GIVEN DATA —
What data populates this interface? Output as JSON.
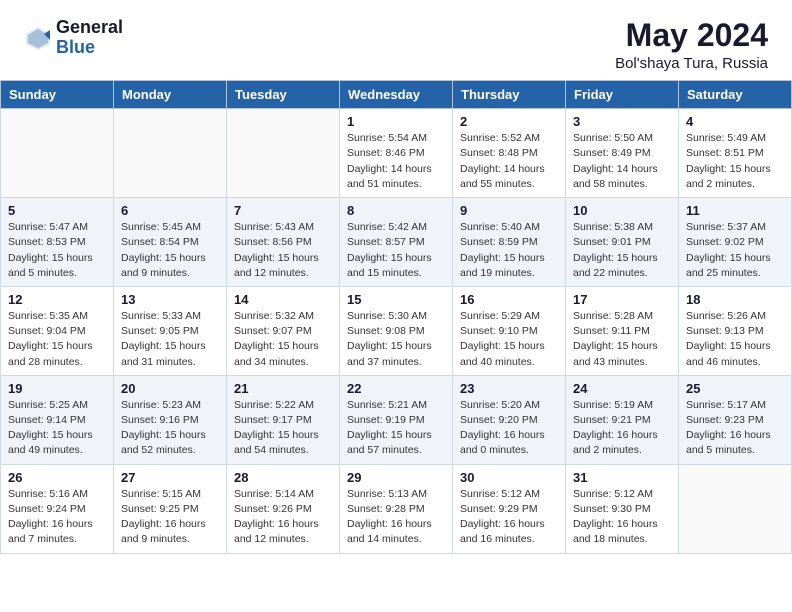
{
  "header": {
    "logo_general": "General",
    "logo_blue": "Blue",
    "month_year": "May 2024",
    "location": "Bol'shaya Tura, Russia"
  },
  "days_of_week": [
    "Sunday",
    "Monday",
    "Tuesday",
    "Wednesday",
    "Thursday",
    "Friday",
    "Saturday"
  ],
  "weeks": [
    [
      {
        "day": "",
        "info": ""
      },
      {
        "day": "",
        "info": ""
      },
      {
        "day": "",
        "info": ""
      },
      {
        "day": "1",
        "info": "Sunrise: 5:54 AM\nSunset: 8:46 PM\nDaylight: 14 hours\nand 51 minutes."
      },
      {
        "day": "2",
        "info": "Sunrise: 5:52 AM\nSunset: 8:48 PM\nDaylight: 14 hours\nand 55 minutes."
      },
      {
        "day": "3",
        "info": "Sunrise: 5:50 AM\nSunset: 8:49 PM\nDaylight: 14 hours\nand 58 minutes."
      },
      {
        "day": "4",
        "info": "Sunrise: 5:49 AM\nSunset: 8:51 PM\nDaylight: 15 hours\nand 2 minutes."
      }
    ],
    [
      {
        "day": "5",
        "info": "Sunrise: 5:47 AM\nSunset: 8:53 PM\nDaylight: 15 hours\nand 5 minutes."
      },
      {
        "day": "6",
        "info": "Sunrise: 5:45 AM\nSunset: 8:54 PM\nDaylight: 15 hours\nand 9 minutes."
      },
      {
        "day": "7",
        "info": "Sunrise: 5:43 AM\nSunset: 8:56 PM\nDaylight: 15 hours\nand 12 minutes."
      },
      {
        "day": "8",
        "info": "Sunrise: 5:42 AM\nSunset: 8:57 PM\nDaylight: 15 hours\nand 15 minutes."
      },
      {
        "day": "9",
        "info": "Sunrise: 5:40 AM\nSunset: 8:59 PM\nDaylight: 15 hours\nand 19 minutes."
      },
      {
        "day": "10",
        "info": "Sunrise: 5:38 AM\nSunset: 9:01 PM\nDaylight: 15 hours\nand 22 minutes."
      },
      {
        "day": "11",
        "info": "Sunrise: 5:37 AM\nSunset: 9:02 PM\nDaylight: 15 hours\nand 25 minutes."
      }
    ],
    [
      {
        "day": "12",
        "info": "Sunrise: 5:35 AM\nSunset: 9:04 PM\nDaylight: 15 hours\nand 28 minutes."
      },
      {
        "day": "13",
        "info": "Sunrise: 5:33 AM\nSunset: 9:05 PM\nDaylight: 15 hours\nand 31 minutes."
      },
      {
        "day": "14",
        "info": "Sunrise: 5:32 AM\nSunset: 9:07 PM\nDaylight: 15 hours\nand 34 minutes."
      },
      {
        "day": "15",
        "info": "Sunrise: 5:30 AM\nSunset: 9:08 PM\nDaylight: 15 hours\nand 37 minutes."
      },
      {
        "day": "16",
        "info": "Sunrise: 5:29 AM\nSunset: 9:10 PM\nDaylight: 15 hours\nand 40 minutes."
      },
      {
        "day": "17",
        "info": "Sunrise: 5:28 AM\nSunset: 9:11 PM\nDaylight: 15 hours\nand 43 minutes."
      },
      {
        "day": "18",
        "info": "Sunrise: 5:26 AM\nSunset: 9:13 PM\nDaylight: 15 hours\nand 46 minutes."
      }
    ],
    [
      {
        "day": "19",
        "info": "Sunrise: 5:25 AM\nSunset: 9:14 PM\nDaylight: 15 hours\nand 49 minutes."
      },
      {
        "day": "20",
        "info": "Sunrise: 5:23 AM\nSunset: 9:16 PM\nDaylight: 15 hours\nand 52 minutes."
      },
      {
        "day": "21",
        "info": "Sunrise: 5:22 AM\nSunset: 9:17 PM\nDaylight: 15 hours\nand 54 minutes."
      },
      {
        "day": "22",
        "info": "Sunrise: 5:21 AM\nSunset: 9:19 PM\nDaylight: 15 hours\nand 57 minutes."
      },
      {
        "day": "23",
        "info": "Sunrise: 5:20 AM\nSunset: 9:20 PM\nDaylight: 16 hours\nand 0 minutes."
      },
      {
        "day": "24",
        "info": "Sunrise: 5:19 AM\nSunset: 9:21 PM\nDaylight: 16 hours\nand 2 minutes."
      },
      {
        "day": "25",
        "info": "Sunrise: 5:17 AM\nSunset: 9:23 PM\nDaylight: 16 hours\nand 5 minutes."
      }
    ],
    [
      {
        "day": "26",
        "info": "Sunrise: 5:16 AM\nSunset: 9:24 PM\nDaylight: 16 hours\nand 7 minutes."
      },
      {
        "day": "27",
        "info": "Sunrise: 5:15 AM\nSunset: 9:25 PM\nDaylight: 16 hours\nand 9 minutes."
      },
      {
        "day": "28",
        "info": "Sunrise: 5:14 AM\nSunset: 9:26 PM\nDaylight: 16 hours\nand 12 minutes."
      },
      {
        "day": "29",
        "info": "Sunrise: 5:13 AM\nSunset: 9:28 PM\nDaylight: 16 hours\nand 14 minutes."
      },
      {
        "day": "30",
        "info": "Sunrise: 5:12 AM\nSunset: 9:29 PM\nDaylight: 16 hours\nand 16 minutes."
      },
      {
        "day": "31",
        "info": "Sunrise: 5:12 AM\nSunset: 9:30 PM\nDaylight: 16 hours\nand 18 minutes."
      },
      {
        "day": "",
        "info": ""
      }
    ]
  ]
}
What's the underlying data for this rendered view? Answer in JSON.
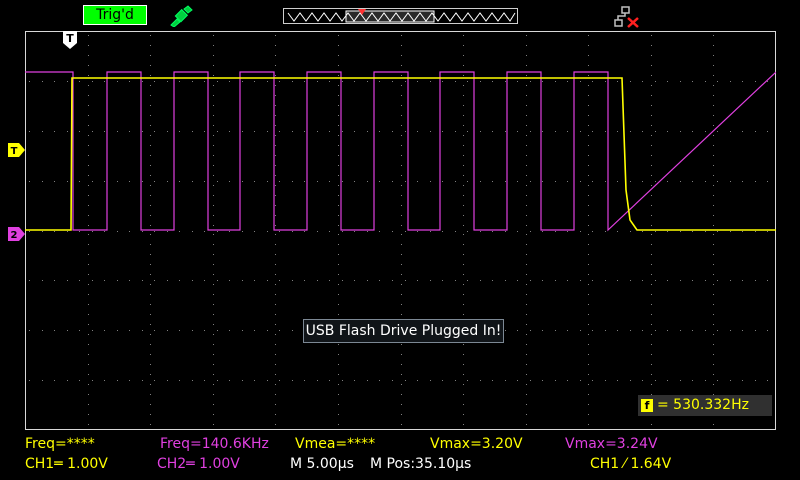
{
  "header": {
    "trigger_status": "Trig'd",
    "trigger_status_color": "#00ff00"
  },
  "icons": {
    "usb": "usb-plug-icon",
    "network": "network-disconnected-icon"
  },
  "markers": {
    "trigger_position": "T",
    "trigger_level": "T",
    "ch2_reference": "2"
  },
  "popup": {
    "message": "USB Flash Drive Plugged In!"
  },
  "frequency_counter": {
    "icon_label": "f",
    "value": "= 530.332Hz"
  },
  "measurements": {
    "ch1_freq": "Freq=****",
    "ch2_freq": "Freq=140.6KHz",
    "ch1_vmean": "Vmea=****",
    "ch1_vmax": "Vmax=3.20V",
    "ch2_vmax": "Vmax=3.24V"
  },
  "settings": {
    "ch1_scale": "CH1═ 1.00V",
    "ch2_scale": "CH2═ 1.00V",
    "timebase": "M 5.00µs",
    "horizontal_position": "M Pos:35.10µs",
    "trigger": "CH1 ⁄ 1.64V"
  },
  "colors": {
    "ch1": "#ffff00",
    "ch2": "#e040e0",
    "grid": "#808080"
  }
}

WHAT YOU NEED TO DO —
Except for the pictures, copy every line of the records above exactly.

TASK RESPONSE —
What data populates this interface? Output as JSON.
{
  "header": {
    "logo_general": "General",
    "logo_blue": "Blue",
    "month_year": "May 2024",
    "location": "Bol'shaya Tura, Russia"
  },
  "days_of_week": [
    "Sunday",
    "Monday",
    "Tuesday",
    "Wednesday",
    "Thursday",
    "Friday",
    "Saturday"
  ],
  "weeks": [
    [
      {
        "day": "",
        "info": ""
      },
      {
        "day": "",
        "info": ""
      },
      {
        "day": "",
        "info": ""
      },
      {
        "day": "1",
        "info": "Sunrise: 5:54 AM\nSunset: 8:46 PM\nDaylight: 14 hours\nand 51 minutes."
      },
      {
        "day": "2",
        "info": "Sunrise: 5:52 AM\nSunset: 8:48 PM\nDaylight: 14 hours\nand 55 minutes."
      },
      {
        "day": "3",
        "info": "Sunrise: 5:50 AM\nSunset: 8:49 PM\nDaylight: 14 hours\nand 58 minutes."
      },
      {
        "day": "4",
        "info": "Sunrise: 5:49 AM\nSunset: 8:51 PM\nDaylight: 15 hours\nand 2 minutes."
      }
    ],
    [
      {
        "day": "5",
        "info": "Sunrise: 5:47 AM\nSunset: 8:53 PM\nDaylight: 15 hours\nand 5 minutes."
      },
      {
        "day": "6",
        "info": "Sunrise: 5:45 AM\nSunset: 8:54 PM\nDaylight: 15 hours\nand 9 minutes."
      },
      {
        "day": "7",
        "info": "Sunrise: 5:43 AM\nSunset: 8:56 PM\nDaylight: 15 hours\nand 12 minutes."
      },
      {
        "day": "8",
        "info": "Sunrise: 5:42 AM\nSunset: 8:57 PM\nDaylight: 15 hours\nand 15 minutes."
      },
      {
        "day": "9",
        "info": "Sunrise: 5:40 AM\nSunset: 8:59 PM\nDaylight: 15 hours\nand 19 minutes."
      },
      {
        "day": "10",
        "info": "Sunrise: 5:38 AM\nSunset: 9:01 PM\nDaylight: 15 hours\nand 22 minutes."
      },
      {
        "day": "11",
        "info": "Sunrise: 5:37 AM\nSunset: 9:02 PM\nDaylight: 15 hours\nand 25 minutes."
      }
    ],
    [
      {
        "day": "12",
        "info": "Sunrise: 5:35 AM\nSunset: 9:04 PM\nDaylight: 15 hours\nand 28 minutes."
      },
      {
        "day": "13",
        "info": "Sunrise: 5:33 AM\nSunset: 9:05 PM\nDaylight: 15 hours\nand 31 minutes."
      },
      {
        "day": "14",
        "info": "Sunrise: 5:32 AM\nSunset: 9:07 PM\nDaylight: 15 hours\nand 34 minutes."
      },
      {
        "day": "15",
        "info": "Sunrise: 5:30 AM\nSunset: 9:08 PM\nDaylight: 15 hours\nand 37 minutes."
      },
      {
        "day": "16",
        "info": "Sunrise: 5:29 AM\nSunset: 9:10 PM\nDaylight: 15 hours\nand 40 minutes."
      },
      {
        "day": "17",
        "info": "Sunrise: 5:28 AM\nSunset: 9:11 PM\nDaylight: 15 hours\nand 43 minutes."
      },
      {
        "day": "18",
        "info": "Sunrise: 5:26 AM\nSunset: 9:13 PM\nDaylight: 15 hours\nand 46 minutes."
      }
    ],
    [
      {
        "day": "19",
        "info": "Sunrise: 5:25 AM\nSunset: 9:14 PM\nDaylight: 15 hours\nand 49 minutes."
      },
      {
        "day": "20",
        "info": "Sunrise: 5:23 AM\nSunset: 9:16 PM\nDaylight: 15 hours\nand 52 minutes."
      },
      {
        "day": "21",
        "info": "Sunrise: 5:22 AM\nSunset: 9:17 PM\nDaylight: 15 hours\nand 54 minutes."
      },
      {
        "day": "22",
        "info": "Sunrise: 5:21 AM\nSunset: 9:19 PM\nDaylight: 15 hours\nand 57 minutes."
      },
      {
        "day": "23",
        "info": "Sunrise: 5:20 AM\nSunset: 9:20 PM\nDaylight: 16 hours\nand 0 minutes."
      },
      {
        "day": "24",
        "info": "Sunrise: 5:19 AM\nSunset: 9:21 PM\nDaylight: 16 hours\nand 2 minutes."
      },
      {
        "day": "25",
        "info": "Sunrise: 5:17 AM\nSunset: 9:23 PM\nDaylight: 16 hours\nand 5 minutes."
      }
    ],
    [
      {
        "day": "26",
        "info": "Sunrise: 5:16 AM\nSunset: 9:24 PM\nDaylight: 16 hours\nand 7 minutes."
      },
      {
        "day": "27",
        "info": "Sunrise: 5:15 AM\nSunset: 9:25 PM\nDaylight: 16 hours\nand 9 minutes."
      },
      {
        "day": "28",
        "info": "Sunrise: 5:14 AM\nSunset: 9:26 PM\nDaylight: 16 hours\nand 12 minutes."
      },
      {
        "day": "29",
        "info": "Sunrise: 5:13 AM\nSunset: 9:28 PM\nDaylight: 16 hours\nand 14 minutes."
      },
      {
        "day": "30",
        "info": "Sunrise: 5:12 AM\nSunset: 9:29 PM\nDaylight: 16 hours\nand 16 minutes."
      },
      {
        "day": "31",
        "info": "Sunrise: 5:12 AM\nSunset: 9:30 PM\nDaylight: 16 hours\nand 18 minutes."
      },
      {
        "day": "",
        "info": ""
      }
    ]
  ]
}
What's the underlying data for this rendered view? Answer in JSON.
{
  "header": {
    "trigger_status": "Trig'd",
    "trigger_status_color": "#00ff00"
  },
  "icons": {
    "usb": "usb-plug-icon",
    "network": "network-disconnected-icon"
  },
  "markers": {
    "trigger_position": "T",
    "trigger_level": "T",
    "ch2_reference": "2"
  },
  "popup": {
    "message": "USB Flash Drive Plugged In!"
  },
  "frequency_counter": {
    "icon_label": "f",
    "value": "= 530.332Hz"
  },
  "measurements": {
    "ch1_freq": "Freq=****",
    "ch2_freq": "Freq=140.6KHz",
    "ch1_vmean": "Vmea=****",
    "ch1_vmax": "Vmax=3.20V",
    "ch2_vmax": "Vmax=3.24V"
  },
  "settings": {
    "ch1_scale": "CH1═ 1.00V",
    "ch2_scale": "CH2═ 1.00V",
    "timebase": "M 5.00µs",
    "horizontal_position": "M Pos:35.10µs",
    "trigger": "CH1 ⁄ 1.64V"
  },
  "colors": {
    "ch1": "#ffff00",
    "ch2": "#e040e0",
    "grid": "#808080"
  }
}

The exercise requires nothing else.